**WRITTEN INSTRUCTION:**
Locate each line of the material that contains "Протяженность", then return it.

**DATASET CONTENT:**
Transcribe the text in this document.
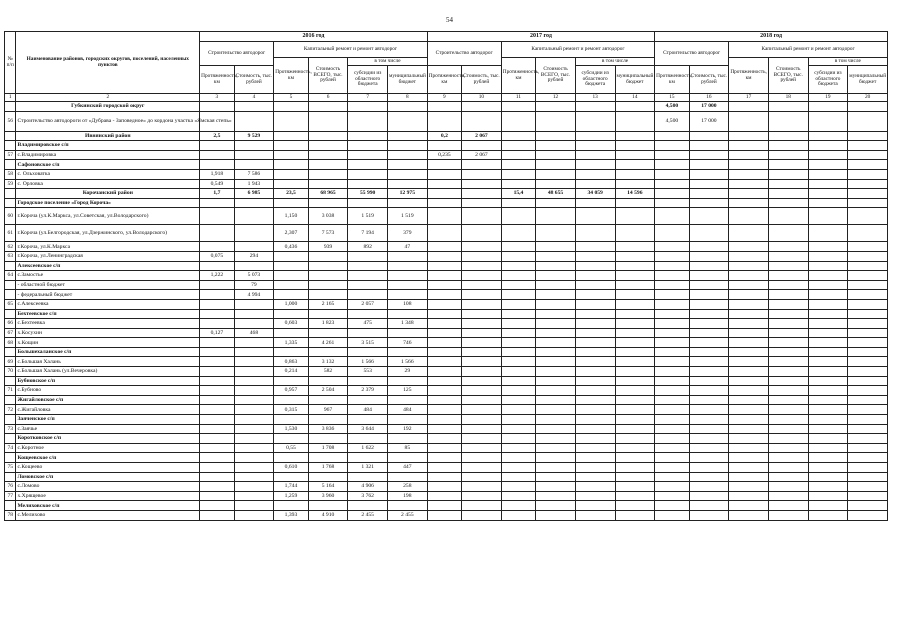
54
№ п/п	Наименование районов, городских округов, поселений, населенных пунктов	2016 год						2017 год						2018 год					
		Строительство автодорог		Капитальный ремонт и ремонт автодорог				Строительство автодорог		Капитальный ремонт и ремонт автодорог				Строительство автодорог		Капитальный ремонт и ремонт автодорог			
				Протяженность, км	Стоимость ВСЕГО, тыс. рублей	в том числе				Протяженность, км	Стоимость ВСЕГО, тыс. рублей	в том числе				Протяженность, км	Стоимость ВСЕГО, тыс. рублей	в том числе	
		Протяженность, км	Стоимость, тыс. рублей			субсидии из областного бюджета	муниципальный бюджет	Протяженность, км	Стоимость, тыс. рублей			субсидии из областного бюджета	муниципальный бюджет	Протяженность, км	Стоимость, тыс. рублей			субсидии из областного бюджета	муниципальный бюджет
1	2	3	4	5	6	7	8	9	10	11	12	13	14	15	16	17	18	19	20
	Губкинский городской округ													4,500	17 000				
56	Строительство автодороги от «Дубрава - Заповедное» до кордона участка «Ямская степь»													4,500	17 000				
	Ивнянский район	2,5	9 529					0,2	2 067										
	Владимировское с/п																		
57	с.Владимировка							0,235	2 067										
	Сафоновское с/п																		
58	с. Ольховатка	1,918	7 586																
59	с. Орловка	0,549	1 943																
	Корочанский район	1,7	6 985	23,5	68 965	55 990	12 975			15,4	48 655	34 059	14 596						
	Городское поселение «Город Короча»																		
60	г.Короча (ул.К.Маркса, ул.Советская, ул.Володарского)			1,150	3 038	1 519	1 519												
61	г.Короча (ул.Белгородская, ул.Дзержинского, ул.Володарского)			2,307	7 573	7 194	379												
62	г.Короча, ул.К.Маркса			0,436	939	892	47												
63	г.Короча, ул.Ленинградская	0,075	294																
	Алексеевское с/п																		
64	с.Замостье	1,222	5 073																
	- областной бюджет		79																
	- федеральный бюджет		4 994																
65	с.Алексеевка			1,000	2 165	2 057	108												
	Бехтеевское с/п																		
66	с.Бехтеевка			0,603	1 823	475	1 348												
67	х.Косухин	0,127	468																
68	х.Кощин			1,335	4 261	3 515	746												
	Большехаланское с/п																		
69	с.Большая Халань			0,863	3 132	1 566	1 566												
70	с.Большая Халань (ул.Вечеровка)			0,214	582	553	29												
	Бубновское с/п																		
71	с.Бубново			0,957	2 504	2 379	125												
	Жигайловское с/п																		
72	с.Жигайловка			0,315	967	484	484												
	Заяченское с/п																		
73	с.Заячье			1,530	3 836	3 644	192												
	Коротковское с/п																		
74	с.Коротное			0,55	1 708	1 622	85												
	Кощеевское с/п																		
75	с.Кощеево			0,610	1 768	1 321	447												
	Ломовское с/п																		
76	с.Ломово			1,744	5 164	4 906	258												
77	х.Хрящевое			1,259	3 960	3 762	198												
	Мелиховское с/п																		
78	с.Мелихово			1,393	4 910	2 455	2 455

**TASK ANSWER:**
				Протяженность, км	Стоимость ВСЕГО, тыс. рублей	в том числе				Протяженность, км	Стоимость ВСЕГО, тыс. рублей	в том числе				Протяженность, км	Стоимость ВСЕГО, тыс. рублей	в том числе	
		Протяженность, км	Стоимость, тыс. рублей			субсидии из областного бюджета	муниципальный бюджет	Протяженность, км	Стоимость, тыс. рублей			субсидии из областного бюджета	муниципальный бюджет	Протяженность, км	Стоимость, тыс. рублей			субсидии из областного бюджета	муниципальный бюджет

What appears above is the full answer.